** BEGIN Source records **
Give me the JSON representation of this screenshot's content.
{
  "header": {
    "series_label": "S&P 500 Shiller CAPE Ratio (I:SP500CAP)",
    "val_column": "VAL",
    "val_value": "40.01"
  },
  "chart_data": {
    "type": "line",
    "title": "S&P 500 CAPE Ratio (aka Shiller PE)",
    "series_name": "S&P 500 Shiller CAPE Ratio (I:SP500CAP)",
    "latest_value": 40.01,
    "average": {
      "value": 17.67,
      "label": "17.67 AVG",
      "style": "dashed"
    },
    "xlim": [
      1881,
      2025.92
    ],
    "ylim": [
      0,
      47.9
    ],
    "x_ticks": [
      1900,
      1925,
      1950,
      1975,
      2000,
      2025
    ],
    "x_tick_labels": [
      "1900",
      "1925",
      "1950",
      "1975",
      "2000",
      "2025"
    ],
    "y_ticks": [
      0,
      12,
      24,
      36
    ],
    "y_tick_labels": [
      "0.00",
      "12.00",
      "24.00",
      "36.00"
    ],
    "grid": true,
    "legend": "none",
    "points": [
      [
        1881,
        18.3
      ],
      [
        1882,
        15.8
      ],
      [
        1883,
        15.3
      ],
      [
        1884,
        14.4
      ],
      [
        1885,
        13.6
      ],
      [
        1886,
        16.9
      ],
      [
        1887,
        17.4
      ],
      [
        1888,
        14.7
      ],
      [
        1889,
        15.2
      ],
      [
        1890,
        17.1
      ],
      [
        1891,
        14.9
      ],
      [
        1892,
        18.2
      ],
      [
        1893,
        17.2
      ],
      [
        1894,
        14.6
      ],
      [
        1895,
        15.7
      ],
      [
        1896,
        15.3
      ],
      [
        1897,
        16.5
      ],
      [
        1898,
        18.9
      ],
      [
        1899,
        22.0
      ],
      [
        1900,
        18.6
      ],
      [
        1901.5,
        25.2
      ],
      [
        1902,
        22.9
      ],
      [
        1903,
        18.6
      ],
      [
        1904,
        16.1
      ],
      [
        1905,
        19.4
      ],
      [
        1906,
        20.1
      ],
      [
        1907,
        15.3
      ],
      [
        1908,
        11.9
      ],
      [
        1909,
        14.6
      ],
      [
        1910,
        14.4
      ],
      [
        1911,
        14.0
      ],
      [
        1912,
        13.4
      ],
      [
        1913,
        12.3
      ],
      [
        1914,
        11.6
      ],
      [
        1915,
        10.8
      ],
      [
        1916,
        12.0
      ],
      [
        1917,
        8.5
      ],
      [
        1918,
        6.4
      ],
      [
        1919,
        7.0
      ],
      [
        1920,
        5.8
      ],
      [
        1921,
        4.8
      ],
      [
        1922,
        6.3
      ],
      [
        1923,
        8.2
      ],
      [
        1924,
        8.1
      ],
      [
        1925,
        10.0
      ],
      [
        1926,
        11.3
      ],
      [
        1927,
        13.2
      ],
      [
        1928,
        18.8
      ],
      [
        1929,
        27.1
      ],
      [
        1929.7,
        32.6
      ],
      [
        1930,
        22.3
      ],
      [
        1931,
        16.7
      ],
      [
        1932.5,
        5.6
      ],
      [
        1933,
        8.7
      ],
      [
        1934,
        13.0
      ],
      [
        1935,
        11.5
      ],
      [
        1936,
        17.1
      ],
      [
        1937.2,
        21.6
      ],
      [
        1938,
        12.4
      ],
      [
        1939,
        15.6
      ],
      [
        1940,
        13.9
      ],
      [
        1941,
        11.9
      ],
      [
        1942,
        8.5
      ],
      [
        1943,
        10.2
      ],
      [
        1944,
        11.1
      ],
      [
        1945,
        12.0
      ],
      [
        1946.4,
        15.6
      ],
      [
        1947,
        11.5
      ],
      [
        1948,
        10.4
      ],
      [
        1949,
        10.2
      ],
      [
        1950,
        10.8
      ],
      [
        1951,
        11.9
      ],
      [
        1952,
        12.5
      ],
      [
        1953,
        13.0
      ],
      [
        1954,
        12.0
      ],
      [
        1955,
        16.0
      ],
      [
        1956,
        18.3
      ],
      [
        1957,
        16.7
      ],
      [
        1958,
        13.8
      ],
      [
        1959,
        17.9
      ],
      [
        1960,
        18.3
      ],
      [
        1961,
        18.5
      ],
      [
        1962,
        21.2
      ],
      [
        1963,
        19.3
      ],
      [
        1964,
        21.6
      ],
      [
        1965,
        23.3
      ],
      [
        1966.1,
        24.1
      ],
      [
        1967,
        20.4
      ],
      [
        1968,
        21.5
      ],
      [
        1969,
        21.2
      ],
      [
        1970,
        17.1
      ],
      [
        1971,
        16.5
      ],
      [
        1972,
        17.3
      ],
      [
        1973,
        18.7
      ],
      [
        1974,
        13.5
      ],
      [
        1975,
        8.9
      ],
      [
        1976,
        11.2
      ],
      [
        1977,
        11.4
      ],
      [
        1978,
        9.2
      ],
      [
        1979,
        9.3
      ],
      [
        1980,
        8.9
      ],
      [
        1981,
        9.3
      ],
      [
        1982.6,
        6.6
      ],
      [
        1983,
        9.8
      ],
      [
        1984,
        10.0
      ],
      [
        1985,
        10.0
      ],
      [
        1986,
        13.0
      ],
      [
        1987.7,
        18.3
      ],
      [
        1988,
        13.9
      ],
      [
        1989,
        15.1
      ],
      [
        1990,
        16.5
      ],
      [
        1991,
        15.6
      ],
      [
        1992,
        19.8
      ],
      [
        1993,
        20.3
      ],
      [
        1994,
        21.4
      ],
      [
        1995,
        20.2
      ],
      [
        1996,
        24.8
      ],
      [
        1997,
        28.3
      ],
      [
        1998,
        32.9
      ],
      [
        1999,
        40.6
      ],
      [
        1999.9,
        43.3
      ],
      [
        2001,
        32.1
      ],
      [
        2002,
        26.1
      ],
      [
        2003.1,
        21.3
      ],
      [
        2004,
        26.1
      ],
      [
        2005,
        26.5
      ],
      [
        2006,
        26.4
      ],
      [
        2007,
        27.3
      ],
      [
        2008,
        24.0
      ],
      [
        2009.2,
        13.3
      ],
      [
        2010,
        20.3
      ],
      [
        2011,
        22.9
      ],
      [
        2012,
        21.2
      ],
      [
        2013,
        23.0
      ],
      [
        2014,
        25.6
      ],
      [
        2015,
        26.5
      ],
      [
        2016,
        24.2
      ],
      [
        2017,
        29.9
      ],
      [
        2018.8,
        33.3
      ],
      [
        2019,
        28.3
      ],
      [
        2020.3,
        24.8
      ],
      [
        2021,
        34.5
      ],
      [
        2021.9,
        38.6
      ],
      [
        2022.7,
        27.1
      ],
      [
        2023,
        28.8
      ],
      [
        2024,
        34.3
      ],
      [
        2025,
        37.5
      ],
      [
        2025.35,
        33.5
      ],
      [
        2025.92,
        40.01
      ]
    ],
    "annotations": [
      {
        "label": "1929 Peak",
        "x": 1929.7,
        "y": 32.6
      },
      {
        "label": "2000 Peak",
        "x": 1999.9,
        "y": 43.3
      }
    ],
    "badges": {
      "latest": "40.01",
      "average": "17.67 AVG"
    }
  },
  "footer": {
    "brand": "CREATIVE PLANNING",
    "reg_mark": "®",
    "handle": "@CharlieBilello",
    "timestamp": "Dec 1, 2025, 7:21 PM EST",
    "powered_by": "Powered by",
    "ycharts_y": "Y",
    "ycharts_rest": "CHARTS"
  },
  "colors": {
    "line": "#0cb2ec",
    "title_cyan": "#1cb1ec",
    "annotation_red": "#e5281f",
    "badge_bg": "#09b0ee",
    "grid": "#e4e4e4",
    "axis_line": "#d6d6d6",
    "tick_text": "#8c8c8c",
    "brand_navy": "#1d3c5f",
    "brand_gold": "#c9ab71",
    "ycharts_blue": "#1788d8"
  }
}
** END Source records **
Copy every line of the material, please, keeping it exactly the same.

Give me the JSON representation of this screenshot's content.
{
  "header": {
    "series_label": "S&P 500 Shiller CAPE Ratio (I:SP500CAP)",
    "val_column": "VAL",
    "val_value": "40.01"
  },
  "chart_data": {
    "type": "line",
    "title": "S&P 500 CAPE Ratio (aka Shiller PE)",
    "series_name": "S&P 500 Shiller CAPE Ratio (I:SP500CAP)",
    "latest_value": 40.01,
    "average": {
      "value": 17.67,
      "label": "17.67 AVG",
      "style": "dashed"
    },
    "xlim": [
      1881,
      2025.92
    ],
    "ylim": [
      0,
      47.9
    ],
    "x_ticks": [
      1900,
      1925,
      1950,
      1975,
      2000,
      2025
    ],
    "x_tick_labels": [
      "1900",
      "1925",
      "1950",
      "1975",
      "2000",
      "2025"
    ],
    "y_ticks": [
      0,
      12,
      24,
      36
    ],
    "y_tick_labels": [
      "0.00",
      "12.00",
      "24.00",
      "36.00"
    ],
    "grid": true,
    "legend": "none",
    "points": [
      [
        1881,
        18.3
      ],
      [
        1882,
        15.8
      ],
      [
        1883,
        15.3
      ],
      [
        1884,
        14.4
      ],
      [
        1885,
        13.6
      ],
      [
        1886,
        16.9
      ],
      [
        1887,
        17.4
      ],
      [
        1888,
        14.7
      ],
      [
        1889,
        15.2
      ],
      [
        1890,
        17.1
      ],
      [
        1891,
        14.9
      ],
      [
        1892,
        18.2
      ],
      [
        1893,
        17.2
      ],
      [
        1894,
        14.6
      ],
      [
        1895,
        15.7
      ],
      [
        1896,
        15.3
      ],
      [
        1897,
        16.5
      ],
      [
        1898,
        18.9
      ],
      [
        1899,
        22.0
      ],
      [
        1900,
        18.6
      ],
      [
        1901.5,
        25.2
      ],
      [
        1902,
        22.9
      ],
      [
        1903,
        18.6
      ],
      [
        1904,
        16.1
      ],
      [
        1905,
        19.4
      ],
      [
        1906,
        20.1
      ],
      [
        1907,
        15.3
      ],
      [
        1908,
        11.9
      ],
      [
        1909,
        14.6
      ],
      [
        1910,
        14.4
      ],
      [
        1911,
        14.0
      ],
      [
        1912,
        13.4
      ],
      [
        1913,
        12.3
      ],
      [
        1914,
        11.6
      ],
      [
        1915,
        10.8
      ],
      [
        1916,
        12.0
      ],
      [
        1917,
        8.5
      ],
      [
        1918,
        6.4
      ],
      [
        1919,
        7.0
      ],
      [
        1920,
        5.8
      ],
      [
        1921,
        4.8
      ],
      [
        1922,
        6.3
      ],
      [
        1923,
        8.2
      ],
      [
        1924,
        8.1
      ],
      [
        1925,
        10.0
      ],
      [
        1926,
        11.3
      ],
      [
        1927,
        13.2
      ],
      [
        1928,
        18.8
      ],
      [
        1929,
        27.1
      ],
      [
        1929.7,
        32.6
      ],
      [
        1930,
        22.3
      ],
      [
        1931,
        16.7
      ],
      [
        1932.5,
        5.6
      ],
      [
        1933,
        8.7
      ],
      [
        1934,
        13.0
      ],
      [
        1935,
        11.5
      ],
      [
        1936,
        17.1
      ],
      [
        1937.2,
        21.6
      ],
      [
        1938,
        12.4
      ],
      [
        1939,
        15.6
      ],
      [
        1940,
        13.9
      ],
      [
        1941,
        11.9
      ],
      [
        1942,
        8.5
      ],
      [
        1943,
        10.2
      ],
      [
        1944,
        11.1
      ],
      [
        1945,
        12.0
      ],
      [
        1946.4,
        15.6
      ],
      [
        1947,
        11.5
      ],
      [
        1948,
        10.4
      ],
      [
        1949,
        10.2
      ],
      [
        1950,
        10.8
      ],
      [
        1951,
        11.9
      ],
      [
        1952,
        12.5
      ],
      [
        1953,
        13.0
      ],
      [
        1954,
        12.0
      ],
      [
        1955,
        16.0
      ],
      [
        1956,
        18.3
      ],
      [
        1957,
        16.7
      ],
      [
        1958,
        13.8
      ],
      [
        1959,
        17.9
      ],
      [
        1960,
        18.3
      ],
      [
        1961,
        18.5
      ],
      [
        1962,
        21.2
      ],
      [
        1963,
        19.3
      ],
      [
        1964,
        21.6
      ],
      [
        1965,
        23.3
      ],
      [
        1966.1,
        24.1
      ],
      [
        1967,
        20.4
      ],
      [
        1968,
        21.5
      ],
      [
        1969,
        21.2
      ],
      [
        1970,
        17.1
      ],
      [
        1971,
        16.5
      ],
      [
        1972,
        17.3
      ],
      [
        1973,
        18.7
      ],
      [
        1974,
        13.5
      ],
      [
        1975,
        8.9
      ],
      [
        1976,
        11.2
      ],
      [
        1977,
        11.4
      ],
      [
        1978,
        9.2
      ],
      [
        1979,
        9.3
      ],
      [
        1980,
        8.9
      ],
      [
        1981,
        9.3
      ],
      [
        1982.6,
        6.6
      ],
      [
        1983,
        9.8
      ],
      [
        1984,
        10.0
      ],
      [
        1985,
        10.0
      ],
      [
        1986,
        13.0
      ],
      [
        1987.7,
        18.3
      ],
      [
        1988,
        13.9
      ],
      [
        1989,
        15.1
      ],
      [
        1990,
        16.5
      ],
      [
        1991,
        15.6
      ],
      [
        1992,
        19.8
      ],
      [
        1993,
        20.3
      ],
      [
        1994,
        21.4
      ],
      [
        1995,
        20.2
      ],
      [
        1996,
        24.8
      ],
      [
        1997,
        28.3
      ],
      [
        1998,
        32.9
      ],
      [
        1999,
        40.6
      ],
      [
        1999.9,
        43.3
      ],
      [
        2001,
        32.1
      ],
      [
        2002,
        26.1
      ],
      [
        2003.1,
        21.3
      ],
      [
        2004,
        26.1
      ],
      [
        2005,
        26.5
      ],
      [
        2006,
        26.4
      ],
      [
        2007,
        27.3
      ],
      [
        2008,
        24.0
      ],
      [
        2009.2,
        13.3
      ],
      [
        2010,
        20.3
      ],
      [
        2011,
        22.9
      ],
      [
        2012,
        21.2
      ],
      [
        2013,
        23.0
      ],
      [
        2014,
        25.6
      ],
      [
        2015,
        26.5
      ],
      [
        2016,
        24.2
      ],
      [
        2017,
        29.9
      ],
      [
        2018.8,
        33.3
      ],
      [
        2019,
        28.3
      ],
      [
        2020.3,
        24.8
      ],
      [
        2021,
        34.5
      ],
      [
        2021.9,
        38.6
      ],
      [
        2022.7,
        27.1
      ],
      [
        2023,
        28.8
      ],
      [
        2024,
        34.3
      ],
      [
        2025,
        37.5
      ],
      [
        2025.35,
        33.5
      ],
      [
        2025.92,
        40.01
      ]
    ],
    "annotations": [
      {
        "label": "1929 Peak",
        "x": 1929.7,
        "y": 32.6
      },
      {
        "label": "2000 Peak",
        "x": 1999.9,
        "y": 43.3
      }
    ],
    "badges": {
      "latest": "40.01",
      "average": "17.67 AVG"
    }
  },
  "footer": {
    "brand": "CREATIVE PLANNING",
    "reg_mark": "®",
    "handle": "@CharlieBilello",
    "timestamp": "Dec 1, 2025, 7:21 PM EST",
    "powered_by": "Powered by",
    "ycharts_y": "Y",
    "ycharts_rest": "CHARTS"
  },
  "colors": {
    "line": "#0cb2ec",
    "title_cyan": "#1cb1ec",
    "annotation_red": "#e5281f",
    "badge_bg": "#09b0ee",
    "grid": "#e4e4e4",
    "axis_line": "#d6d6d6",
    "tick_text": "#8c8c8c",
    "brand_navy": "#1d3c5f",
    "brand_gold": "#c9ab71",
    "ycharts_blue": "#1788d8"
  }
}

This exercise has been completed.